The listing below should be copied in full, word for word.
-- begin Given records --
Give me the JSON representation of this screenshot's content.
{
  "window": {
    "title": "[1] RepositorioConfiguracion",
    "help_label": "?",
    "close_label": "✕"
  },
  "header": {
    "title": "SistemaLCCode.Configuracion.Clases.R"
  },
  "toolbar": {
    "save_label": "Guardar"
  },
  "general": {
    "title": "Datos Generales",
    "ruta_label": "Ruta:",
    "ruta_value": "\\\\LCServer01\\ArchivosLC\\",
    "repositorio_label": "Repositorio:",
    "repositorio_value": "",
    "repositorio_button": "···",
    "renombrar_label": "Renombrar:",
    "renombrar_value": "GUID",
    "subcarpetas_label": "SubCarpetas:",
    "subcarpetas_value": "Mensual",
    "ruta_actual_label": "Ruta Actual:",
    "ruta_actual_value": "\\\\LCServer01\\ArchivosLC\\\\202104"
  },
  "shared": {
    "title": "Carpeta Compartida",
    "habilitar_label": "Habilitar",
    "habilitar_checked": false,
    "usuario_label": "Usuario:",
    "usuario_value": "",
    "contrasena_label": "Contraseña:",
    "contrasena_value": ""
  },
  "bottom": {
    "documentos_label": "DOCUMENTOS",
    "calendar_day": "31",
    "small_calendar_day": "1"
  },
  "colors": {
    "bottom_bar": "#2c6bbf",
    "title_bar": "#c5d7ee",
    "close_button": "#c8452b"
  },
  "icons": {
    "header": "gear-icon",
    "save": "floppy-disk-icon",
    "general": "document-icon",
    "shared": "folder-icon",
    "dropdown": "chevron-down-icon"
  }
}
-- end Given records --
Task answer:
Give me the JSON representation of this screenshot's content.
{
  "window": {
    "title": "[1] RepositorioConfiguracion",
    "help_label": "?",
    "close_label": "✕"
  },
  "header": {
    "title": "SistemaLCCode.Configuracion.Clases.R"
  },
  "toolbar": {
    "save_label": "Guardar"
  },
  "general": {
    "title": "Datos Generales",
    "ruta_label": "Ruta:",
    "ruta_value": "\\\\LCServer01\\ArchivosLC\\",
    "repositorio_label": "Repositorio:",
    "repositorio_value": "",
    "repositorio_button": "···",
    "renombrar_label": "Renombrar:",
    "renombrar_value": "GUID",
    "subcarpetas_label": "SubCarpetas:",
    "subcarpetas_value": "Mensual",
    "ruta_actual_label": "Ruta Actual:",
    "ruta_actual_value": "\\\\LCServer01\\ArchivosLC\\\\202104"
  },
  "shared": {
    "title": "Carpeta Compartida",
    "habilitar_label": "Habilitar",
    "habilitar_checked": false,
    "usuario_label": "Usuario:",
    "usuario_value": "",
    "contrasena_label": "Contraseña:",
    "contrasena_value": ""
  },
  "bottom": {
    "documentos_label": "DOCUMENTOS",
    "calendar_day": "31",
    "small_calendar_day": "1"
  },
  "colors": {
    "bottom_bar": "#2c6bbf",
    "title_bar": "#c5d7ee",
    "close_button": "#c8452b"
  },
  "icons": {
    "header": "gear-icon",
    "save": "floppy-disk-icon",
    "general": "document-icon",
    "shared": "folder-icon",
    "dropdown": "chevron-down-icon"
  }
}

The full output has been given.